● **Problem description**: Count how many lines in the items below contain the string "axis". Reply with the number alone.

────────────────────────────────────────

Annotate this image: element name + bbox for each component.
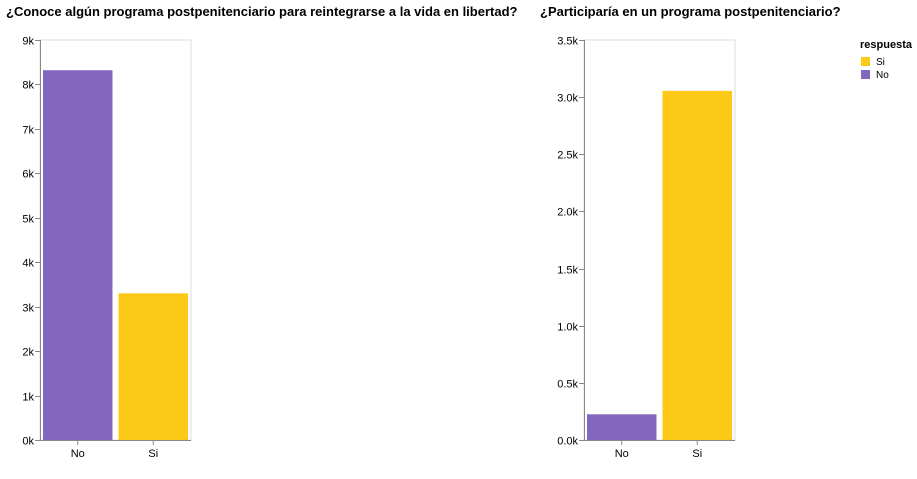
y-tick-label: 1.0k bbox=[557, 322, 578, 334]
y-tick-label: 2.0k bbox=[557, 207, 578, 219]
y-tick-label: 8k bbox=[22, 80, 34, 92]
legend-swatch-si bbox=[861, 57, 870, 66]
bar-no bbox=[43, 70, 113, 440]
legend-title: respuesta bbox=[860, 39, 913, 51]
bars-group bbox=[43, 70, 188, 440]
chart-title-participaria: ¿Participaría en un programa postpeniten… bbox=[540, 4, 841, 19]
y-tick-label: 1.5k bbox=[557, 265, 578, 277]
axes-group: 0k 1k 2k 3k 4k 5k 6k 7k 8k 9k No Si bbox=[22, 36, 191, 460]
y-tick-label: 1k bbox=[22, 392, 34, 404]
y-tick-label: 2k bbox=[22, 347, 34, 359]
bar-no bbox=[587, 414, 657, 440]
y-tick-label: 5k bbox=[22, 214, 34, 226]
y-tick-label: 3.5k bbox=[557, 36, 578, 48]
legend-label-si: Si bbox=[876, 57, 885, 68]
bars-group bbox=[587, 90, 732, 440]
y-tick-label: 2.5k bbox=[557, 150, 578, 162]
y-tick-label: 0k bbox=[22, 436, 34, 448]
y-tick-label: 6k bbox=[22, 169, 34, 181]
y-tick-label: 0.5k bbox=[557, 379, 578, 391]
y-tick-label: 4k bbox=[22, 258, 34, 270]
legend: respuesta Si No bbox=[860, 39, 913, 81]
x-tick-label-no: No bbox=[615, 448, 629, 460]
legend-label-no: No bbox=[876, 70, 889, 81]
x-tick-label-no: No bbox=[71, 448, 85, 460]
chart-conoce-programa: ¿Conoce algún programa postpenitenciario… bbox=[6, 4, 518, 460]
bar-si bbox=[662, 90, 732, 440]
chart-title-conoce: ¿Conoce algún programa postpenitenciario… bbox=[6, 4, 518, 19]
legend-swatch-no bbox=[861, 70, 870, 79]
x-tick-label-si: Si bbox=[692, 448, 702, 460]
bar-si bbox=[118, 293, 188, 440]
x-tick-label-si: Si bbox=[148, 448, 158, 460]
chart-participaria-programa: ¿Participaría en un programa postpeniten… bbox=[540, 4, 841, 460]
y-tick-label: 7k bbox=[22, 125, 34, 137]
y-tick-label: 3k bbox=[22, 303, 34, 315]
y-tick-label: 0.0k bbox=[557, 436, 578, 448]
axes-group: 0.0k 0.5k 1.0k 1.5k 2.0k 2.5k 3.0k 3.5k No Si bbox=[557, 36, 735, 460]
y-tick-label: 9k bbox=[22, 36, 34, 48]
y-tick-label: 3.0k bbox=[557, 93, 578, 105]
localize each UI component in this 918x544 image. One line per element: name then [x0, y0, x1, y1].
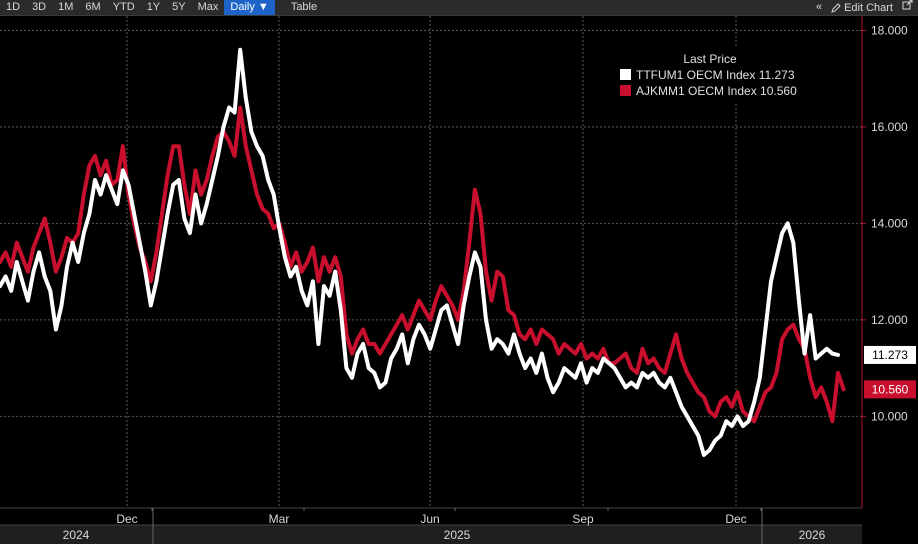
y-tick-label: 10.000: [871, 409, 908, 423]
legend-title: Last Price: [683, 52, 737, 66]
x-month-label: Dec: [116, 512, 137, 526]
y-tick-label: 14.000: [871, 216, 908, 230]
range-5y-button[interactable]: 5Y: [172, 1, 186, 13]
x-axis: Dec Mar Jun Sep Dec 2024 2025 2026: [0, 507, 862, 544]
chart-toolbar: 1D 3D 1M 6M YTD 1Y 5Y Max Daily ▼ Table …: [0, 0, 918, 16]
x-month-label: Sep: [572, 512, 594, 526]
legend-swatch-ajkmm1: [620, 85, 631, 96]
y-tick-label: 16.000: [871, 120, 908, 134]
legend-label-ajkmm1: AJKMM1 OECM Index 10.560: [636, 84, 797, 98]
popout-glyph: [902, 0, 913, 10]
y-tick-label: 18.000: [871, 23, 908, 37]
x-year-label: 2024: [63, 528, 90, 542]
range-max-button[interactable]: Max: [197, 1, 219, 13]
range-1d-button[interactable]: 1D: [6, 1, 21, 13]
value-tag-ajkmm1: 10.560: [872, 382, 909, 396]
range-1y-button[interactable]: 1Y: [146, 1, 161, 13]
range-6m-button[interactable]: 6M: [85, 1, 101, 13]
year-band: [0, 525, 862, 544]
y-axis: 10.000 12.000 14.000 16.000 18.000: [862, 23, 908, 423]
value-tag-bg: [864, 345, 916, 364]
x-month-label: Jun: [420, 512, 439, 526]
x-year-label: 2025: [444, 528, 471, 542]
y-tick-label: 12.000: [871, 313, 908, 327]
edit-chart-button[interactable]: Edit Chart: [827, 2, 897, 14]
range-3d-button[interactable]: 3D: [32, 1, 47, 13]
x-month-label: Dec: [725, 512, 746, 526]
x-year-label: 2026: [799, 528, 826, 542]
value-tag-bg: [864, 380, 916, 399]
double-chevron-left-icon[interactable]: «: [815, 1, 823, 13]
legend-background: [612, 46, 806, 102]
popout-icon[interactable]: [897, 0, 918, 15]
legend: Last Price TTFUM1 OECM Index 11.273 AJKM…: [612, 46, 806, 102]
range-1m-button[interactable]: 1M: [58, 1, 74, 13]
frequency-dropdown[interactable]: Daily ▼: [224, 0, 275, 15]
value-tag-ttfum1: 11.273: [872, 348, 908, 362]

────────────────────────────────────────

● **Answer below**: 2